GIVEN TASK:
Reproduce the entries below character for character, without changing anything.
▬▬▬▬▬▬▬▬▬▬
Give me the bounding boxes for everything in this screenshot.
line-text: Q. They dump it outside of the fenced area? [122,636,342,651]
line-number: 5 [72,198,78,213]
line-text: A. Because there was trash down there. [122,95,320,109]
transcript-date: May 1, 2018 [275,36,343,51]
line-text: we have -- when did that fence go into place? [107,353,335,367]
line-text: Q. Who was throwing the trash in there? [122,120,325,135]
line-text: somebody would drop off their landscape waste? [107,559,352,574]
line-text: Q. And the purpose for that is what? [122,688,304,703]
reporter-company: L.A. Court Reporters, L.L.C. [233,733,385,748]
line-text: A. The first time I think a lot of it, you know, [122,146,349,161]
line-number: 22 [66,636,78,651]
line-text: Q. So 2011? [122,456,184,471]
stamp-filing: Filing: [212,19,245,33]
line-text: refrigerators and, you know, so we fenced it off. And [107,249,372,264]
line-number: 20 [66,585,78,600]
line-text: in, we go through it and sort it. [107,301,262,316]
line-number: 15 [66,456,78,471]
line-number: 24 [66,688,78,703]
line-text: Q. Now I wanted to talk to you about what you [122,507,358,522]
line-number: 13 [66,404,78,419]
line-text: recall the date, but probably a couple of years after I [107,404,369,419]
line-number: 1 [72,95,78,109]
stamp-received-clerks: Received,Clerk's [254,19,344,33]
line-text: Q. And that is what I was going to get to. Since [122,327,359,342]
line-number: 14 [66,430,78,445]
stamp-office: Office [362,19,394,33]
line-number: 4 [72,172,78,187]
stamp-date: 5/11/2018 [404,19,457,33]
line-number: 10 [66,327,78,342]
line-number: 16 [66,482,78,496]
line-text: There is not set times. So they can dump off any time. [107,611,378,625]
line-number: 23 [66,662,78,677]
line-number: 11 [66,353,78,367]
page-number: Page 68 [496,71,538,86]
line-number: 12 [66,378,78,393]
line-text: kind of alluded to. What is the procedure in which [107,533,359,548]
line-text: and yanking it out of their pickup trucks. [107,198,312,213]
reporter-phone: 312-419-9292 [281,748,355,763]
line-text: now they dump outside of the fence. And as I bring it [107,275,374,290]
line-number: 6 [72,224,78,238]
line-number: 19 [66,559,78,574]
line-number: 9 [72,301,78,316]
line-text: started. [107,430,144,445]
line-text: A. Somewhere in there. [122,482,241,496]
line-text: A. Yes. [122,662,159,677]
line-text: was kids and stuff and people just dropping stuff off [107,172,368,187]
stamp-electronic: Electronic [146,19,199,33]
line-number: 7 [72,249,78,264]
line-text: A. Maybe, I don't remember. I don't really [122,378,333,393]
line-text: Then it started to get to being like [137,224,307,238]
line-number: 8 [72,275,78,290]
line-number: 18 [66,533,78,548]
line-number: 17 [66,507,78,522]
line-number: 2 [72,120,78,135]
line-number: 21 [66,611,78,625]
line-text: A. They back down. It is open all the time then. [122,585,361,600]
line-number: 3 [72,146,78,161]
▬▬▬▬▬▬▬▬▬▬
EXERCISE RESPONSE:
Give me the bounding boxes for everything in this screenshot.
line-text: Q. They dump it outside of the fenced area? [122,636,342,651]
line-number: 5 [72,198,78,213]
line-text: A. Because there was trash down there. [122,95,320,109]
transcript-date: May 1, 2018 [275,36,343,51]
line-text: we have -- when did that fence go into place? [107,353,335,367]
line-text: Q. Who was throwing the trash in there? [122,120,325,135]
line-text: somebody would drop off their landscape waste? [107,559,352,574]
line-text: Q. And the purpose for that is what? [122,688,304,703]
reporter-company: L.A. Court Reporters, L.L.C. [233,733,385,748]
line-text: A. The first time I think a lot of it, you know, [122,146,349,161]
line-number: 22 [66,636,78,651]
line-text: Q. So 2011? [122,456,184,471]
stamp-filing: Filing: [212,19,245,33]
line-text: refrigerators and, you know, so we fenced it off. And [107,249,372,264]
line-number: 20 [66,585,78,600]
line-text: in, we go through it and sort it. [107,301,262,316]
line-number: 15 [66,456,78,471]
line-number: 24 [66,688,78,703]
line-text: Q. Now I wanted to talk to you about what you [122,507,358,522]
line-number: 13 [66,404,78,419]
line-text: recall the date, but probably a couple of years after I [107,404,369,419]
line-number: 1 [72,95,78,109]
stamp-received-clerks: Received,Clerk's [254,19,344,33]
line-text: Q. And that is what I was going to get to. Since [122,327,359,342]
line-number: 14 [66,430,78,445]
stamp-office: Office [362,19,394,33]
line-number: 4 [72,172,78,187]
stamp-date: 5/11/2018 [404,19,457,33]
line-number: 10 [66,327,78,342]
line-number: 16 [66,482,78,496]
line-text: There is not set times. So they can dump off any time. [107,611,378,625]
line-number: 23 [66,662,78,677]
line-number: 11 [66,353,78,367]
page-number: Page 68 [496,71,538,86]
line-number: 12 [66,378,78,393]
line-text: kind of alluded to. What is the procedure in which [107,533,359,548]
line-text: and yanking it out of their pickup trucks. [107,198,312,213]
reporter-phone: 312-419-9292 [281,748,355,763]
line-text: now they dump outside of the fence. And as I bring it [107,275,374,290]
line-number: 6 [72,224,78,238]
line-number: 19 [66,559,78,574]
line-number: 9 [72,301,78,316]
line-text: started. [107,430,144,445]
line-text: A. Somewhere in there. [122,482,241,496]
line-text: A. Yes. [122,662,159,677]
line-text: was kids and stuff and people just dropping stuff off [107,172,368,187]
stamp-electronic: Electronic [146,19,199,33]
line-number: 7 [72,249,78,264]
line-text: A. Maybe, I don't remember. I don't really [122,378,333,393]
line-text: Then it started to get to being like [137,224,307,238]
line-number: 8 [72,275,78,290]
line-number: 18 [66,533,78,548]
line-number: 17 [66,507,78,522]
line-number: 2 [72,120,78,135]
line-number: 21 [66,611,78,625]
line-text: A. They back down. It is open all the time then. [122,585,361,600]
line-number: 3 [72,146,78,161]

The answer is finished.